BEGIN ENTRIES SUPPLIED
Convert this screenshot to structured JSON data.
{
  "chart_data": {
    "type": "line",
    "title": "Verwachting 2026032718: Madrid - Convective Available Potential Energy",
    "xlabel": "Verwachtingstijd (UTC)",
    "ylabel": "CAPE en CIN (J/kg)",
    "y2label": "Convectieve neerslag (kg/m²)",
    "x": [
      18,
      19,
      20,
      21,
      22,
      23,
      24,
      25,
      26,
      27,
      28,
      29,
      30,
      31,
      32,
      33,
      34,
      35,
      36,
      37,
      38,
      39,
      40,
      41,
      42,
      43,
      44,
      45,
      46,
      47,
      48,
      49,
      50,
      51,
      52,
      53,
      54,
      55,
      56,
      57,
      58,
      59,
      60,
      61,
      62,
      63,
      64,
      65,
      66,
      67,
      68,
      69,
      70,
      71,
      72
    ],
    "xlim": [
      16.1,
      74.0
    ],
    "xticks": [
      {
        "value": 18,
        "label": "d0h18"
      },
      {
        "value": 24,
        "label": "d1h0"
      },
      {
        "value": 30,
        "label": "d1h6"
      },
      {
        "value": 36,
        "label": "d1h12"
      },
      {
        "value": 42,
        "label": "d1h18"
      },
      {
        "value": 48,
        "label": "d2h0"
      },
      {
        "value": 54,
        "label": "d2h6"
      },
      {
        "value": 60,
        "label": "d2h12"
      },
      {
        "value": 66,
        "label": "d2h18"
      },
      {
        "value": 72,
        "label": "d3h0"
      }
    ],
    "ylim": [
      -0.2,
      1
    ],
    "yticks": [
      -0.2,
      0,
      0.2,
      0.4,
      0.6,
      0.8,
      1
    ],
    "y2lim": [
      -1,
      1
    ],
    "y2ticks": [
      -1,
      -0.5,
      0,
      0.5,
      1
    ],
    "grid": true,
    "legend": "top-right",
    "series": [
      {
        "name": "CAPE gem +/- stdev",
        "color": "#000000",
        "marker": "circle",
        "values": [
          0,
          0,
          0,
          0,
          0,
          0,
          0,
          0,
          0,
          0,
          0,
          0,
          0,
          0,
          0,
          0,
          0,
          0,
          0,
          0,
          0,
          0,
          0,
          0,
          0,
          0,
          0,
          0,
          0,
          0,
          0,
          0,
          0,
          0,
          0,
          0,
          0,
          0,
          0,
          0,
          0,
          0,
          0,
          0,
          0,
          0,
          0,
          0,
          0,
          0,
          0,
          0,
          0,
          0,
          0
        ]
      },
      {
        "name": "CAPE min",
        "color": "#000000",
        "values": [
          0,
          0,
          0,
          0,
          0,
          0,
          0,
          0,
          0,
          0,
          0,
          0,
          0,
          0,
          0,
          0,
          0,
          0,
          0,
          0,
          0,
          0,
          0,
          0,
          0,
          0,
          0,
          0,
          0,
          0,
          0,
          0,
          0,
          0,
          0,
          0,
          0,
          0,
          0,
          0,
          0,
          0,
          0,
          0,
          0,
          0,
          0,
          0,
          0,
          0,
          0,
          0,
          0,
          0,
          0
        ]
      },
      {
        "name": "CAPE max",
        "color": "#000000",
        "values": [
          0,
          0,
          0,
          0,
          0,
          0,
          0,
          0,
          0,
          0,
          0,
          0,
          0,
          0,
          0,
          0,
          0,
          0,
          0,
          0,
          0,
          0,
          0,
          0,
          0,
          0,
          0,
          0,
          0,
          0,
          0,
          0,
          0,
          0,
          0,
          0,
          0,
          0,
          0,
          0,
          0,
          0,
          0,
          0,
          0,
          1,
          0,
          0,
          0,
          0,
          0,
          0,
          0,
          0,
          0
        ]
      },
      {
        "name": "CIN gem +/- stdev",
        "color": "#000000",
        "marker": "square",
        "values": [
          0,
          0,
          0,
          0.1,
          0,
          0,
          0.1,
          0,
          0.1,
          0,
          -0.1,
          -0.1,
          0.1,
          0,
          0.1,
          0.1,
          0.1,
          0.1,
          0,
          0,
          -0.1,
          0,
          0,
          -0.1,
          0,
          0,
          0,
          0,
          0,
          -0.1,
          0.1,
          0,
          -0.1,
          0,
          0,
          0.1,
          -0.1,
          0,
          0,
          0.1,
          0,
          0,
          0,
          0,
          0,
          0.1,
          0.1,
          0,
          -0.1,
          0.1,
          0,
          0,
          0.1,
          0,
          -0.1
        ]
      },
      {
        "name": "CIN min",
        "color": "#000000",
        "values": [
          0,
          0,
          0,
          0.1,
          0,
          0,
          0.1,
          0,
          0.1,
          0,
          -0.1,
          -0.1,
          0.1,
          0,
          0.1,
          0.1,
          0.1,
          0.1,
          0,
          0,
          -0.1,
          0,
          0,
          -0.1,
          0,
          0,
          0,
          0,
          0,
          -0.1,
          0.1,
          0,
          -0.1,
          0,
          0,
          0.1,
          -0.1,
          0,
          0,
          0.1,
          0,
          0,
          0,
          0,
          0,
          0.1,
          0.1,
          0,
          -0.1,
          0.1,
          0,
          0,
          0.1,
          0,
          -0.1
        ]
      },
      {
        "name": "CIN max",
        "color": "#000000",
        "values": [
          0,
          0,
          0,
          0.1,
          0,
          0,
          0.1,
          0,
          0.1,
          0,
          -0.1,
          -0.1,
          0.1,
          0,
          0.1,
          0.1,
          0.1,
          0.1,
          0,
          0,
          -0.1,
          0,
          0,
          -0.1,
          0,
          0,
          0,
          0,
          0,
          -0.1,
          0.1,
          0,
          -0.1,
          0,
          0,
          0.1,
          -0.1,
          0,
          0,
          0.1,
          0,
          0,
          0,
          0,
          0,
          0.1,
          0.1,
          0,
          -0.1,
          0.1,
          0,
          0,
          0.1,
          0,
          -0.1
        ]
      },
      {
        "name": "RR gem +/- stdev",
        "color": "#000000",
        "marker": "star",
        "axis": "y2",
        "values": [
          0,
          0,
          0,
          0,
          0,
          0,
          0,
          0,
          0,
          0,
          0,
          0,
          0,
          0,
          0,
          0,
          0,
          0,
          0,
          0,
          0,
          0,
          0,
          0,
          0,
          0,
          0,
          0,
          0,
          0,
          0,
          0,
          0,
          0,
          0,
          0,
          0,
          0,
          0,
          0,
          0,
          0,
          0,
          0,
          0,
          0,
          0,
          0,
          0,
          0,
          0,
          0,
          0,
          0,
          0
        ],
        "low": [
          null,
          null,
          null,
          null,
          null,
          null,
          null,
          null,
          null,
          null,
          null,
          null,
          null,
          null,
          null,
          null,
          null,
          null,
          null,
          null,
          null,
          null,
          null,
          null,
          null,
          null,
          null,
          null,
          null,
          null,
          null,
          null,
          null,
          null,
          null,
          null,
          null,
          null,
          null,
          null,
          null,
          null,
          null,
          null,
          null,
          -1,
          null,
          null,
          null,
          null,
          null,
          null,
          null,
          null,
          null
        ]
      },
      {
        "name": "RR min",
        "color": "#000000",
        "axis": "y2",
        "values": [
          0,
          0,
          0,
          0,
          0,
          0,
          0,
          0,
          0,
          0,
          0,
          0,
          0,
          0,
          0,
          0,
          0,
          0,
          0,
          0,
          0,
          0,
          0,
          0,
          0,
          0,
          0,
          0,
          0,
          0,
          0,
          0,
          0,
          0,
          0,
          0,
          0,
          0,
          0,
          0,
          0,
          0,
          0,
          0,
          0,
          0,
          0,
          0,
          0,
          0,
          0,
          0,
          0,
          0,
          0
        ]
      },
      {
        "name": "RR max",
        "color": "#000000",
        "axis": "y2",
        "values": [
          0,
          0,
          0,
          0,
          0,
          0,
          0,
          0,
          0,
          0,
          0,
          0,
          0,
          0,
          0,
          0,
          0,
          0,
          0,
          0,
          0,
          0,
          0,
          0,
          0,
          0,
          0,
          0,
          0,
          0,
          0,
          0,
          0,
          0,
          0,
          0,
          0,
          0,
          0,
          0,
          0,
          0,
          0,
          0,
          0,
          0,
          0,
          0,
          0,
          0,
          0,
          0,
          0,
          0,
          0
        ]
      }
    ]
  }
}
END ENTRIES SUPPLIED
> _TASK TO CARRY OUT_: Count how many lines above carry the word "CAPE". Only the number is required.

> _RESPONSE TO THIS EXERCISE_: 4